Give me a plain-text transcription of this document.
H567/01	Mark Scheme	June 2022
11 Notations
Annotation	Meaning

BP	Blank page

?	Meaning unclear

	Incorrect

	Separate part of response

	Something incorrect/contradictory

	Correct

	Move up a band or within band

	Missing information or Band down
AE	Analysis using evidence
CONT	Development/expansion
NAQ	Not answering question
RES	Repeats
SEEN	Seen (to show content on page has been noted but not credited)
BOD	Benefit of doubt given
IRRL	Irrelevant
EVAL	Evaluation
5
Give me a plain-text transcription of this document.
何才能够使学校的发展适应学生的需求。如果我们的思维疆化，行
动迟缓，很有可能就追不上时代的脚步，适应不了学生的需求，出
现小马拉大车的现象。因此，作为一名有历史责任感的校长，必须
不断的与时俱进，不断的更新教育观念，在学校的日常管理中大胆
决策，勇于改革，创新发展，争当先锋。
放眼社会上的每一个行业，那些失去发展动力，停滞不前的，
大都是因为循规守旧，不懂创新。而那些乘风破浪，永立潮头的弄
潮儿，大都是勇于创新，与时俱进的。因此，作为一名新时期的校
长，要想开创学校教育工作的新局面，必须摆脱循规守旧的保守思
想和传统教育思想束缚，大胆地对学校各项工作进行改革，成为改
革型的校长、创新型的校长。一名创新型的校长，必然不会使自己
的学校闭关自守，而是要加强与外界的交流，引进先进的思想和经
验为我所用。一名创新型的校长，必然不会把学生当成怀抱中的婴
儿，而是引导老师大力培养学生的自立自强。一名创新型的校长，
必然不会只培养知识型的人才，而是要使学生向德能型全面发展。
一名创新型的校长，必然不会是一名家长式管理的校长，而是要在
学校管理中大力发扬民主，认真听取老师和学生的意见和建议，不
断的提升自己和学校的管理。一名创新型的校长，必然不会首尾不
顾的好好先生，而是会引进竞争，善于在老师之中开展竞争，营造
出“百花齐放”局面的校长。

◆ EXERCISE TASK ◆
Please copy out each record, character for character.

◆ ANSWER FOR THIS EXERCISE ◆
Give me a plain-text transcription of this document.
H567/01	Mark Scheme	June 2022
11 Notations
Annotation	Meaning

BP	Blank page

?	Meaning unclear

	Incorrect

	Separate part of response

	Something incorrect/contradictory

	Correct

	Move up a band or within band

	Missing information or Band down
AE	Analysis using evidence
CONT	Development/expansion
NAQ	Not answering question
RES	Repeats
SEEN	Seen (to show content on page has been noted but not credited)
BOD	Benefit of doubt given
IRRL	Irrelevant
EVAL	Evaluation
5
Give me a plain-text transcription of this document.
何才能够使学校的发展适应学生的需求。如果我们的思维疆化，行
动迟缓，很有可能就追不上时代的脚步，适应不了学生的需求，出
现小马拉大车的现象。因此，作为一名有历史责任感的校长，必须
不断的与时俱进，不断的更新教育观念，在学校的日常管理中大胆
决策，勇于改革，创新发展，争当先锋。
放眼社会上的每一个行业，那些失去发展动力，停滞不前的，
大都是因为循规守旧，不懂创新。而那些乘风破浪，永立潮头的弄
潮儿，大都是勇于创新，与时俱进的。因此，作为一名新时期的校
长，要想开创学校教育工作的新局面，必须摆脱循规守旧的保守思
想和传统教育思想束缚，大胆地对学校各项工作进行改革，成为改
革型的校长、创新型的校长。一名创新型的校长，必然不会使自己
的学校闭关自守，而是要加强与外界的交流，引进先进的思想和经
验为我所用。一名创新型的校长，必然不会把学生当成怀抱中的婴
儿，而是引导老师大力培养学生的自立自强。一名创新型的校长，
必然不会只培养知识型的人才，而是要使学生向德能型全面发展。
一名创新型的校长，必然不会是一名家长式管理的校长，而是要在
学校管理中大力发扬民主，认真听取老师和学生的意见和建议，不
断的提升自己和学校的管理。一名创新型的校长，必然不会首尾不
顾的好好先生，而是会引进竞争，善于在老师之中开展竞争，营造
出“百花齐放”局面的校长。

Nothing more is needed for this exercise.